**TO-DO LIST**
1. In the passage on vSphere HA admission control, what default CPU reservation is assigned to a virtual machine that has no CPU reservation specified?
2. List every action that the passage on vSphere HA admission control gives as an example of one that might be disallowed.
3. Continue the passage on vSphere HA admission control from its last sentence, in the same style.

Admission control imposes constraints on resource usage. Any action that might violate these constraints is not permitted. Actions that might be disallowed include the following examples:

  • Powering on a virtual machine
  • Migrating a virtual machine
  • Increasing the CPU or memory reservation of a virtual machine

Computing the Current Failover Capacity

The total resource requirements for the powered-on virtual machines is comprised of two components, CPU and memory. vSphere HA calculates these values.

  • The CPU component by summing the CPU reservations of the powered-on virtual machines. If you have not specified a CPU reservation for a virtual machine, it is assigned a default value of 32MHz (this value can be changed using the das.vmcpuminmhz advanced option.)
  • The memory component by summing the memory reservation (plus memory overhead) of each powered-on virtual machine.

The total host resources available for virtual machines is calculated by adding the hosts’ CPU and memory resources. These amounts are those contained in the host’s root resource pool, not the total physical resources of the host. Resources being used for virtualization purposes are not included. Only hosts that are connected, not in maintenance mode, and have no vSphere HA errors are considered.

The Current CPU Failover Capacity is computed by subtracting the total CPU resource requirements from the total host CPU resources and dividing the result by the total host CPU resources.

The Current Memory Failover Capacity is computed by subtracting the total Memory resource requirements from the total host memory resources and dividing the result by the total host Memory resources

Host Failure Cluster Tolerates 

This option allows you to define the number of ESXi hosts tolerate for failures. vSphere HA will automatically calculate a percentage of resources to set by applying the “Percentage of Cluster Resources” (Default option in vSphere 6.5) admission control policy. Resources required for failover capacity is now directly related to the Host failures cluster tolerates option. In the example below, there are 2 ESXi hosts in the cluster and I have configured “Host failures cluster tolerates” value as “1”. HA will then automatically reserve 50% of Memory and 50% of CPU for the failover capacity. If you have a 4-host cluster and FTT=1 then it will calculate a 25% reservation. HA Slot policy used to be the default admission control policy. With vSphere 6.5, the default admission control policy is now “Cluster resource Percentage”.

If you have add or remove ESXi hosts in the cluster, the percentage of failover capacity will be automatically recalculated.

You have the option to Override the failover capacity by the number of host failures cluster tolerates by selecting the Override option and specify % for CPU and Memory.

**STORED DATA**
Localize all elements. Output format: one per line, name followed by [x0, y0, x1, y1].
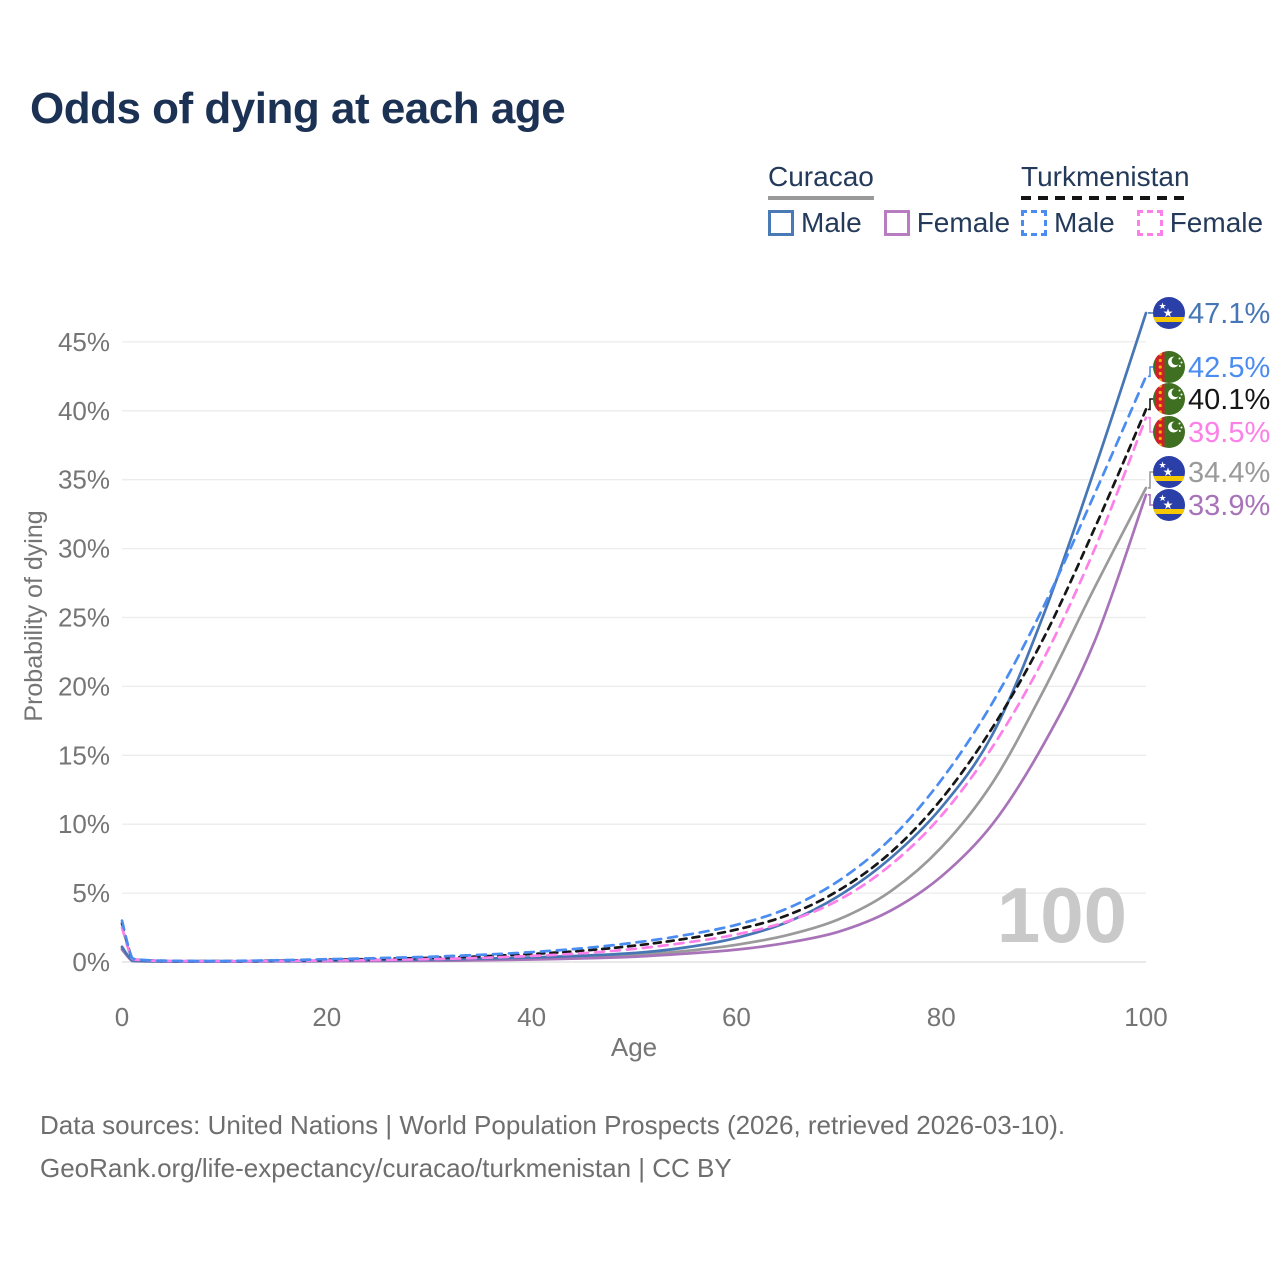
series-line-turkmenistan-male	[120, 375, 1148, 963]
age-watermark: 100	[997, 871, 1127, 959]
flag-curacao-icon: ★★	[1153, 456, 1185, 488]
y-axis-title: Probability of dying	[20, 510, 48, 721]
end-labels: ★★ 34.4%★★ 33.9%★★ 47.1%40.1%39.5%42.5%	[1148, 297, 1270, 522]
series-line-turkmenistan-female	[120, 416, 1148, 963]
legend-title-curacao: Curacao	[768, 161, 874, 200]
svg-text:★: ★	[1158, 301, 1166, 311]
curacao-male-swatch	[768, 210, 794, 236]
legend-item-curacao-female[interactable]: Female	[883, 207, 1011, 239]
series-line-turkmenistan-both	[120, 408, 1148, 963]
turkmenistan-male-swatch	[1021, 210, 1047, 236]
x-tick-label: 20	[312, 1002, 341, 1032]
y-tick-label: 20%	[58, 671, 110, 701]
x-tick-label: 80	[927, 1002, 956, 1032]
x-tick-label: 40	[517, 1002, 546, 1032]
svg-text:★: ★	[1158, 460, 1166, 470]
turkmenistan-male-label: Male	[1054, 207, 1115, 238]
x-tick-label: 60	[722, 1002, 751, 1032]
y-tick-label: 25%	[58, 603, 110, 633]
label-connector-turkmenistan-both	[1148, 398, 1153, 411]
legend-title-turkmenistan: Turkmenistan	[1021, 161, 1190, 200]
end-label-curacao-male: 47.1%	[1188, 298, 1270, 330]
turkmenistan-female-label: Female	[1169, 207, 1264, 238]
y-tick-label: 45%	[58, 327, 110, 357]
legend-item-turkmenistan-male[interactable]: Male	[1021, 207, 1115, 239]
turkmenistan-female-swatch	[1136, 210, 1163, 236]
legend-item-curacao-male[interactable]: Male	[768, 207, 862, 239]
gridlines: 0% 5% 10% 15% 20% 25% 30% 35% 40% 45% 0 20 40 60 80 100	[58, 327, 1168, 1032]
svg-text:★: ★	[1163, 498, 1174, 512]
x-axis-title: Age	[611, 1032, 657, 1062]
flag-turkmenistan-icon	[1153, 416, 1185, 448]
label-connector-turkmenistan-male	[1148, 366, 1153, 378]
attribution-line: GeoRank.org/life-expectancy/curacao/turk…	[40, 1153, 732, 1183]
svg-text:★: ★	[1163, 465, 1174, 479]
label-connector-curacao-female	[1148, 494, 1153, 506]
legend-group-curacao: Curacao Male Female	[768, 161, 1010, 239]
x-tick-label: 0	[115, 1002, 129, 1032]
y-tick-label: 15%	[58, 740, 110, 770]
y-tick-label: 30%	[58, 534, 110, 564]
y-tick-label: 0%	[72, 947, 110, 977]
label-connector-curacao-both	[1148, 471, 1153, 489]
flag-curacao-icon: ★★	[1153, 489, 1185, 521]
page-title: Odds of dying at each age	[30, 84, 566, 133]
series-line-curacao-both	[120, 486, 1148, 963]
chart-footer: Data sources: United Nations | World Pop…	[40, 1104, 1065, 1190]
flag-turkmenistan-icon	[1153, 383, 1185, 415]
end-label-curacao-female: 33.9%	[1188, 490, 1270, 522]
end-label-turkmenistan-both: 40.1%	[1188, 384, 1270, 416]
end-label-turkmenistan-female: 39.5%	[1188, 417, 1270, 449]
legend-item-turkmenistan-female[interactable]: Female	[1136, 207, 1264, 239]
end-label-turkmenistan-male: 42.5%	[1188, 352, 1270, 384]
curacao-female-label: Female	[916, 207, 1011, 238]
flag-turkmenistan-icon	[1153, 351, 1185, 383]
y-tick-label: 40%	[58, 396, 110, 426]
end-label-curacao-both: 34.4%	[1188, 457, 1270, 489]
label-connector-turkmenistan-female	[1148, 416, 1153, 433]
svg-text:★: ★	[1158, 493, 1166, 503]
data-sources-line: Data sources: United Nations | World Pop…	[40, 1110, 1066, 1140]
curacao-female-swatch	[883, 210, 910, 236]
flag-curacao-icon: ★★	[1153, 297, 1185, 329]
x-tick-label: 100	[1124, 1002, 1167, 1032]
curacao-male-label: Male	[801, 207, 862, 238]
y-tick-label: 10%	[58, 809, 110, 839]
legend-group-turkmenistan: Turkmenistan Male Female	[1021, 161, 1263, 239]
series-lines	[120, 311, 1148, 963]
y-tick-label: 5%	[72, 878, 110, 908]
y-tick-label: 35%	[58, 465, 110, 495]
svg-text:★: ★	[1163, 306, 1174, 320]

==

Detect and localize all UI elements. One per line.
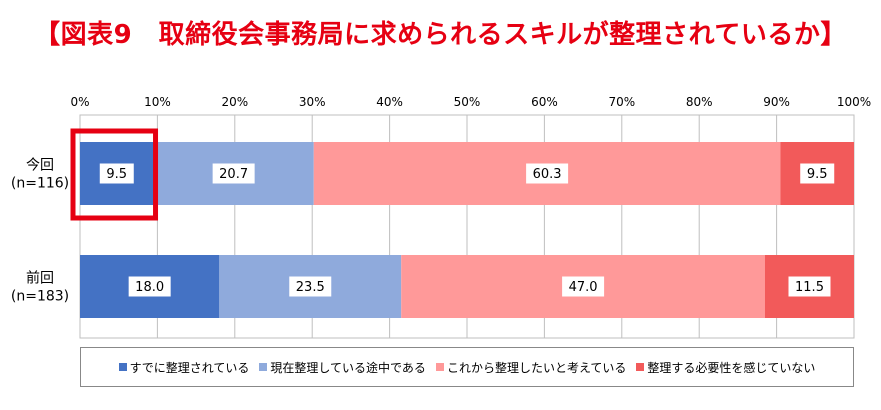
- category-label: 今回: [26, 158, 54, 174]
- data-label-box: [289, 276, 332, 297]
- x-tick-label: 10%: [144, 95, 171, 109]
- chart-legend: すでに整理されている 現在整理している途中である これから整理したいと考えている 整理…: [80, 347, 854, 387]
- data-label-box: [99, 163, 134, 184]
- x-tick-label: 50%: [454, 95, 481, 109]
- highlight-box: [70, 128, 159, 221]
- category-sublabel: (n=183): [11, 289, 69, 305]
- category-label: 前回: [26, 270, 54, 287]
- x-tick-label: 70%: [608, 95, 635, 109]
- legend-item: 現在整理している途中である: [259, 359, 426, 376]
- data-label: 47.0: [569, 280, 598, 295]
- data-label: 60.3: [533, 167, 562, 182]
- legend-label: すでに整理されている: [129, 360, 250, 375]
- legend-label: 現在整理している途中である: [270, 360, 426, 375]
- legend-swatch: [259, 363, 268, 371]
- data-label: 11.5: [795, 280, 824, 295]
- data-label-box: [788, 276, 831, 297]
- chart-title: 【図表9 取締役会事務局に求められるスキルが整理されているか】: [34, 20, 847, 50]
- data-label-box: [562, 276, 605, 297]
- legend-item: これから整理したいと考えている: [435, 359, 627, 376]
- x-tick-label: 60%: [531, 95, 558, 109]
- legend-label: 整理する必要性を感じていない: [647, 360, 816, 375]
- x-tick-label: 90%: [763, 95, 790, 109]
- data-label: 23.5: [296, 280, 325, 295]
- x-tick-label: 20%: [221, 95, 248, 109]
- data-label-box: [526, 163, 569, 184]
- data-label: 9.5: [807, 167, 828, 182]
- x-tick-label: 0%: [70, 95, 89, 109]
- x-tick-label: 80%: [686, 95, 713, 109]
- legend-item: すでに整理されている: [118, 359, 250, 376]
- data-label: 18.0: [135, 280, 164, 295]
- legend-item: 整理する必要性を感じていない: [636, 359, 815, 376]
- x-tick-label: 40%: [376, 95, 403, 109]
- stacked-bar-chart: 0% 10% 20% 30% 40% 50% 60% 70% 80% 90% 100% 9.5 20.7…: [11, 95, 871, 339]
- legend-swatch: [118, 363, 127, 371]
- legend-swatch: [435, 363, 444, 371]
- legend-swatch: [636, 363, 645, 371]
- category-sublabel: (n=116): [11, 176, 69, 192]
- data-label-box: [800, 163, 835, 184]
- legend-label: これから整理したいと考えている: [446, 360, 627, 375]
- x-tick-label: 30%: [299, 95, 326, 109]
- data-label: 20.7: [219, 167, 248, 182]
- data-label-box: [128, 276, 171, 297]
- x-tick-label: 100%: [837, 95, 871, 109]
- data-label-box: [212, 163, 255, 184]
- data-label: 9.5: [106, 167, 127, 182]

**OUTPUTS**
1. 32MHz

2.
- Powering on a virtual machine
- Migrating a virtual machine
- Increasing the CPU or memory reservation of a virtual machine

3.
 

Define host failover capacity by HA Slot Policy

You can also have option to choose “Slot Policy”.  This is the default option prior to vSphere 6.5. Slot Size is defined as the memory and CPU resources that satisfy the reservation requirements for any powered-on virtual machines in the HA cluster. You have 2 options under Slot Policy:

  • Cover All powered-on Virtual Machines

It calculates the slot size based on the maximum CPU/Memory reservation and overhead of all powered-on virtual machines in the cluster but will be skewed by reservations on VMs which is why we have the setting below to override calculations being based on large reservations.

  • Fixed Slot Size

You can explicitly specify the fixed slot size

 

Define host failover capacity by Dedicated Failover Hosts

This option allows you to define a dedicated ESXi host in the cluster as failover hosts for the HA cluster.  That dedicated failover host will not run virtual machines unless vSphere HA needs to recover from a failed host. However this is a waste of a whole host and not generally used unless you have the ability and capacity in your datacenter to keep a spare host aside just in case.

 

VM resource reduction event threshold – Performance Degradation Tolerance

The reserved capacity used by admission control ensures that all configured reservations will continue to be honored after a host failure.  If the reservations are not used in some environments, the performance of the cluster could be impacted.  This new setting called “VM resource reduction event threshold” defines how much of a performance impact is tolerated and will issue a warning if the consumed resources are higher than the reserved resources.

0% – Raises a warning if there is insufficient failover capacity to guarantee the same performance after VM’s restart.

100% -Warning is disabled.

 

Example

400GB of memory available in a 4 node cluster
1 host failure to tolerate specifed
310GB of memory actively used by VMs
0% resource reduction tolerated

This results in the following:
400GB – 100GB (1 host worth of memory) = 300GB
We have 310GB of memory actively used, with 0% resource reduction to tolerate
310GB needed, 300GB available after failure > A warning will be issued.

Summary

Just some general points I’ve seen lately. I’ll update them if anything else comes up which is interesting.

  • In terms of larger VMs skewing the options, any CPU or Memory VM reservation will be taken into account including the defaults taken for any VMs which do not have reservations.
  • In regards to reservations, they will only come into play when the system is under contention anyway. VMware is very good at managing resources. However if you do want to use them, I would advise monitoring the peak usage of CPU and RAM of the VMs you want a reservation on first so you can assign an accurate reservation.
  • Slot Policy is no longer the default option and is easy to set incorrectly so be careful with this option. You can create extra work for yourself but it is useful.
  • Use the Host failures to tolerate policy (the recommended policy now)
  • It may be worth setting the VM resource reduction event threshold so you are warned of any potential performance problems. Setting it to 0% will generate a warning if Admission Control thinks there is insufficient failover capacity to ensure the same performance after VMs are failed over. This is achieved through monitoring of actual usage of CPU and RAM resources. In conjunction with the Host Failures to Tolerate policy which just calculates using reservations, default cpu/ram values and overhead for its calculations, these 2 settings combined give a very useful monitoring aspect for your cluster.

Analyze vSphere environment to determine appropriate HA admission control policy

index

Choosing an Admission Control Policy

You should choose a vSphere HA admission control policy based on your availability needs and the characteristics of your cluster. When choosing an admission control policy, you should consider a number of factors.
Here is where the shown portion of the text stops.